What you have to do ->
Repeat the data verbatim, images excluded.

(Beginning of Data provided)

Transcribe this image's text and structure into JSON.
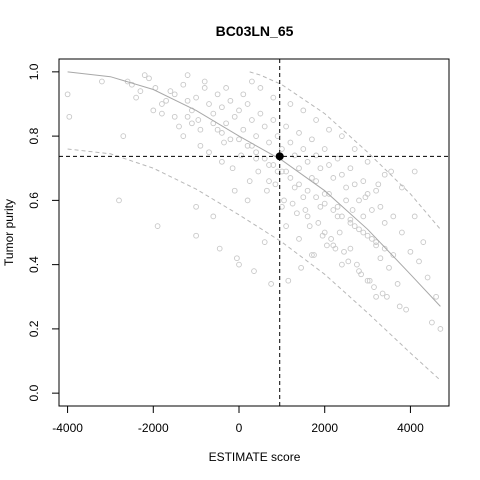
{
  "chart_data": {
    "type": "scatter",
    "title": "BC03LN_65",
    "xlabel": "ESTIMATE score",
    "ylabel": "Tumor purity",
    "xlim": [
      -4200,
      4900
    ],
    "ylim": [
      -0.04,
      1.04
    ],
    "xticks": [
      -4000,
      -2000,
      0,
      2000,
      4000
    ],
    "yticks": [
      0.0,
      0.2,
      0.4,
      0.6,
      0.8,
      1.0
    ],
    "grid": false,
    "legend": "none",
    "colors": {
      "points": "#c8c8c8",
      "fit": "#a8a8a8",
      "band": "#b8b8b8",
      "ref": "#000000"
    },
    "highlight": {
      "x": 950,
      "y": 0.737
    },
    "fit_curve": {
      "x": [
        -4000,
        -3000,
        -2000,
        -1000,
        0,
        1000,
        2000,
        3000,
        4000,
        4700
      ],
      "y": [
        1.0,
        0.985,
        0.945,
        0.88,
        0.8,
        0.725,
        0.63,
        0.51,
        0.37,
        0.27
      ]
    },
    "upper_band": {
      "x": [
        -4000,
        -3000,
        -2000,
        -1000,
        0,
        250,
        500,
        1000,
        2000,
        3000,
        4000,
        4700
      ],
      "y": [
        1.0,
        1.0,
        1.0,
        1.0,
        1.0,
        1.0,
        0.99,
        0.96,
        0.87,
        0.75,
        0.62,
        0.51
      ],
      "clip_above": 1.0
    },
    "lower_band": {
      "x": [
        -4000,
        -3000,
        -2000,
        -1000,
        0,
        1000,
        2000,
        3000,
        4000,
        4700
      ],
      "y": [
        0.76,
        0.745,
        0.7,
        0.635,
        0.555,
        0.47,
        0.37,
        0.25,
        0.125,
        0.04
      ]
    },
    "points": {
      "x": [
        -4000,
        -3960,
        -2500,
        -2400,
        -2100,
        -1950,
        -1800,
        -1500,
        -1300,
        -1200,
        -1100,
        -1000,
        -950,
        -800,
        -700,
        -600,
        -500,
        -400,
        -300,
        -200,
        -100,
        0,
        100,
        200,
        300,
        400,
        500,
        600,
        700,
        800,
        900,
        1000,
        1100,
        1200,
        1300,
        1400,
        1500,
        1600,
        1700,
        1800,
        1900,
        2000,
        2100,
        2200,
        2300,
        2400,
        2500,
        2600,
        2700,
        2800,
        2900,
        3000,
        3100,
        3200,
        3300,
        3400,
        3600,
        3800,
        4000,
        4200,
        4400,
        4600,
        4700,
        -2700,
        -1400,
        -1000,
        -900,
        -600,
        -400,
        -100,
        0,
        200,
        400,
        600,
        700,
        900,
        1000,
        1100,
        1300,
        1400,
        1500,
        1600,
        1700,
        1800,
        1900,
        2000,
        2100,
        2200,
        2300,
        2400,
        2500,
        2600,
        2700,
        2800,
        2900,
        3000,
        3100,
        3200,
        3300,
        3500,
        3700,
        -2600,
        -1600,
        -1200,
        -800,
        -300,
        100,
        300,
        500,
        800,
        1200,
        1500,
        1800,
        2100,
        2400,
        2700,
        3000,
        3400,
        3800,
        4100,
        4300,
        -2300,
        -1700,
        -1100,
        -500,
        -200,
        300,
        700,
        1100,
        1400,
        1700,
        2000,
        2300,
        2600,
        2900,
        3200,
        3600,
        -3200,
        -2200,
        -1800,
        -1300,
        -700,
        -150,
        250,
        650,
        1050,
        1350,
        1650,
        1950,
        2250,
        2550,
        2850,
        3150,
        3450,
        3900,
        -2000,
        -1500,
        -900,
        -350,
        50,
        450,
        850,
        1250,
        1550,
        1850,
        2150,
        2450,
        2750,
        3050,
        3350,
        3750,
        4500,
        -2800,
        -1900,
        -1000,
        -450,
        -50,
        350,
        750,
        1150,
        1450,
        1750,
        2050,
        2350,
        2650,
        2950,
        3250,
        3550,
        -600,
        0,
        400,
        800,
        1200,
        1600,
        2000,
        2400,
        2800,
        3200,
        -1200,
        -400,
        200,
        600,
        1000,
        1400,
        1800,
        2200,
        2600,
        3000,
        3400,
        4100
      ],
      "y": [
        0.93,
        0.86,
        0.96,
        0.92,
        0.98,
        0.95,
        0.9,
        0.93,
        0.96,
        0.91,
        0.88,
        0.92,
        0.85,
        0.95,
        0.9,
        0.87,
        0.93,
        0.89,
        0.84,
        0.91,
        0.86,
        0.88,
        0.82,
        0.9,
        0.85,
        0.8,
        0.87,
        0.83,
        0.78,
        0.85,
        0.8,
        0.76,
        0.83,
        0.78,
        0.74,
        0.81,
        0.76,
        0.72,
        0.79,
        0.74,
        0.7,
        0.76,
        0.71,
        0.67,
        0.73,
        0.68,
        0.64,
        0.7,
        0.65,
        0.6,
        0.66,
        0.62,
        0.57,
        0.63,
        0.58,
        0.53,
        0.55,
        0.5,
        0.44,
        0.41,
        0.36,
        0.3,
        0.2,
        0.8,
        0.83,
        0.58,
        0.77,
        0.55,
        0.72,
        0.63,
        0.4,
        0.6,
        0.73,
        0.47,
        0.66,
        0.69,
        0.58,
        0.52,
        0.64,
        0.48,
        0.61,
        0.55,
        0.43,
        0.66,
        0.58,
        0.5,
        0.62,
        0.46,
        0.55,
        0.4,
        0.6,
        0.45,
        0.52,
        0.38,
        0.55,
        0.35,
        0.48,
        0.3,
        0.42,
        0.39,
        0.34,
        0.97,
        0.94,
        0.99,
        0.97,
        0.95,
        0.93,
        0.97,
        0.95,
        0.92,
        0.9,
        0.88,
        0.85,
        0.82,
        0.8,
        0.76,
        0.72,
        0.68,
        0.64,
        0.55,
        0.47,
        0.94,
        0.91,
        0.84,
        0.82,
        0.79,
        0.77,
        0.71,
        0.69,
        0.7,
        0.67,
        0.62,
        0.58,
        0.54,
        0.5,
        0.46,
        0.43,
        0.97,
        0.99,
        0.87,
        0.8,
        0.75,
        0.7,
        0.66,
        0.63,
        0.6,
        0.56,
        0.52,
        0.49,
        0.45,
        0.41,
        0.37,
        0.33,
        0.3,
        0.26,
        0.88,
        0.86,
        0.82,
        0.78,
        0.74,
        0.69,
        0.65,
        0.59,
        0.57,
        0.53,
        0.48,
        0.44,
        0.4,
        0.35,
        0.31,
        0.27,
        0.22,
        0.6,
        0.52,
        0.49,
        0.45,
        0.42,
        0.38,
        0.34,
        0.35,
        0.39,
        0.43,
        0.46,
        0.5,
        0.57,
        0.61,
        0.65,
        0.69,
        0.84,
        0.79,
        0.75,
        0.71,
        0.67,
        0.63,
        0.59,
        0.55,
        0.51,
        0.47,
        0.86,
        0.81,
        0.77,
        0.73,
        0.69,
        0.65,
        0.61,
        0.57,
        0.53,
        0.49,
        0.45,
        0.69
      ]
    }
  }
}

(End of Data provided)

Exercise result ->
Transcribe this image's text and structure into JSON.
{
  "chart_data": {
    "type": "scatter",
    "title": "BC03LN_65",
    "xlabel": "ESTIMATE score",
    "ylabel": "Tumor purity",
    "xlim": [
      -4200,
      4900
    ],
    "ylim": [
      -0.04,
      1.04
    ],
    "xticks": [
      -4000,
      -2000,
      0,
      2000,
      4000
    ],
    "yticks": [
      0.0,
      0.2,
      0.4,
      0.6,
      0.8,
      1.0
    ],
    "grid": false,
    "legend": "none",
    "colors": {
      "points": "#c8c8c8",
      "fit": "#a8a8a8",
      "band": "#b8b8b8",
      "ref": "#000000"
    },
    "highlight": {
      "x": 950,
      "y": 0.737
    },
    "fit_curve": {
      "x": [
        -4000,
        -3000,
        -2000,
        -1000,
        0,
        1000,
        2000,
        3000,
        4000,
        4700
      ],
      "y": [
        1.0,
        0.985,
        0.945,
        0.88,
        0.8,
        0.725,
        0.63,
        0.51,
        0.37,
        0.27
      ]
    },
    "upper_band": {
      "x": [
        -4000,
        -3000,
        -2000,
        -1000,
        0,
        250,
        500,
        1000,
        2000,
        3000,
        4000,
        4700
      ],
      "y": [
        1.0,
        1.0,
        1.0,
        1.0,
        1.0,
        1.0,
        0.99,
        0.96,
        0.87,
        0.75,
        0.62,
        0.51
      ],
      "clip_above": 1.0
    },
    "lower_band": {
      "x": [
        -4000,
        -3000,
        -2000,
        -1000,
        0,
        1000,
        2000,
        3000,
        4000,
        4700
      ],
      "y": [
        0.76,
        0.745,
        0.7,
        0.635,
        0.555,
        0.47,
        0.37,
        0.25,
        0.125,
        0.04
      ]
    },
    "points": {
      "x": [
        -4000,
        -3960,
        -2500,
        -2400,
        -2100,
        -1950,
        -1800,
        -1500,
        -1300,
        -1200,
        -1100,
        -1000,
        -950,
        -800,
        -700,
        -600,
        -500,
        -400,
        -300,
        -200,
        -100,
        0,
        100,
        200,
        300,
        400,
        500,
        600,
        700,
        800,
        900,
        1000,
        1100,
        1200,
        1300,
        1400,
        1500,
        1600,
        1700,
        1800,
        1900,
        2000,
        2100,
        2200,
        2300,
        2400,
        2500,
        2600,
        2700,
        2800,
        2900,
        3000,
        3100,
        3200,
        3300,
        3400,
        3600,
        3800,
        4000,
        4200,
        4400,
        4600,
        4700,
        -2700,
        -1400,
        -1000,
        -900,
        -600,
        -400,
        -100,
        0,
        200,
        400,
        600,
        700,
        900,
        1000,
        1100,
        1300,
        1400,
        1500,
        1600,
        1700,
        1800,
        1900,
        2000,
        2100,
        2200,
        2300,
        2400,
        2500,
        2600,
        2700,
        2800,
        2900,
        3000,
        3100,
        3200,
        3300,
        3500,
        3700,
        -2600,
        -1600,
        -1200,
        -800,
        -300,
        100,
        300,
        500,
        800,
        1200,
        1500,
        1800,
        2100,
        2400,
        2700,
        3000,
        3400,
        3800,
        4100,
        4300,
        -2300,
        -1700,
        -1100,
        -500,
        -200,
        300,
        700,
        1100,
        1400,
        1700,
        2000,
        2300,
        2600,
        2900,
        3200,
        3600,
        -3200,
        -2200,
        -1800,
        -1300,
        -700,
        -150,
        250,
        650,
        1050,
        1350,
        1650,
        1950,
        2250,
        2550,
        2850,
        3150,
        3450,
        3900,
        -2000,
        -1500,
        -900,
        -350,
        50,
        450,
        850,
        1250,
        1550,
        1850,
        2150,
        2450,
        2750,
        3050,
        3350,
        3750,
        4500,
        -2800,
        -1900,
        -1000,
        -450,
        -50,
        350,
        750,
        1150,
        1450,
        1750,
        2050,
        2350,
        2650,
        2950,
        3250,
        3550,
        -600,
        0,
        400,
        800,
        1200,
        1600,
        2000,
        2400,
        2800,
        3200,
        -1200,
        -400,
        200,
        600,
        1000,
        1400,
        1800,
        2200,
        2600,
        3000,
        3400,
        4100
      ],
      "y": [
        0.93,
        0.86,
        0.96,
        0.92,
        0.98,
        0.95,
        0.9,
        0.93,
        0.96,
        0.91,
        0.88,
        0.92,
        0.85,
        0.95,
        0.9,
        0.87,
        0.93,
        0.89,
        0.84,
        0.91,
        0.86,
        0.88,
        0.82,
        0.9,
        0.85,
        0.8,
        0.87,
        0.83,
        0.78,
        0.85,
        0.8,
        0.76,
        0.83,
        0.78,
        0.74,
        0.81,
        0.76,
        0.72,
        0.79,
        0.74,
        0.7,
        0.76,
        0.71,
        0.67,
        0.73,
        0.68,
        0.64,
        0.7,
        0.65,
        0.6,
        0.66,
        0.62,
        0.57,
        0.63,
        0.58,
        0.53,
        0.55,
        0.5,
        0.44,
        0.41,
        0.36,
        0.3,
        0.2,
        0.8,
        0.83,
        0.58,
        0.77,
        0.55,
        0.72,
        0.63,
        0.4,
        0.6,
        0.73,
        0.47,
        0.66,
        0.69,
        0.58,
        0.52,
        0.64,
        0.48,
        0.61,
        0.55,
        0.43,
        0.66,
        0.58,
        0.5,
        0.62,
        0.46,
        0.55,
        0.4,
        0.6,
        0.45,
        0.52,
        0.38,
        0.55,
        0.35,
        0.48,
        0.3,
        0.42,
        0.39,
        0.34,
        0.97,
        0.94,
        0.99,
        0.97,
        0.95,
        0.93,
        0.97,
        0.95,
        0.92,
        0.9,
        0.88,
        0.85,
        0.82,
        0.8,
        0.76,
        0.72,
        0.68,
        0.64,
        0.55,
        0.47,
        0.94,
        0.91,
        0.84,
        0.82,
        0.79,
        0.77,
        0.71,
        0.69,
        0.7,
        0.67,
        0.62,
        0.58,
        0.54,
        0.5,
        0.46,
        0.43,
        0.97,
        0.99,
        0.87,
        0.8,
        0.75,
        0.7,
        0.66,
        0.63,
        0.6,
        0.56,
        0.52,
        0.49,
        0.45,
        0.41,
        0.37,
        0.33,
        0.3,
        0.26,
        0.88,
        0.86,
        0.82,
        0.78,
        0.74,
        0.69,
        0.65,
        0.59,
        0.57,
        0.53,
        0.48,
        0.44,
        0.4,
        0.35,
        0.31,
        0.27,
        0.22,
        0.6,
        0.52,
        0.49,
        0.45,
        0.42,
        0.38,
        0.34,
        0.35,
        0.39,
        0.43,
        0.46,
        0.5,
        0.57,
        0.61,
        0.65,
        0.69,
        0.84,
        0.79,
        0.75,
        0.71,
        0.67,
        0.63,
        0.59,
        0.55,
        0.51,
        0.47,
        0.86,
        0.81,
        0.77,
        0.73,
        0.69,
        0.65,
        0.61,
        0.57,
        0.53,
        0.49,
        0.45,
        0.69
      ]
    }
  }
}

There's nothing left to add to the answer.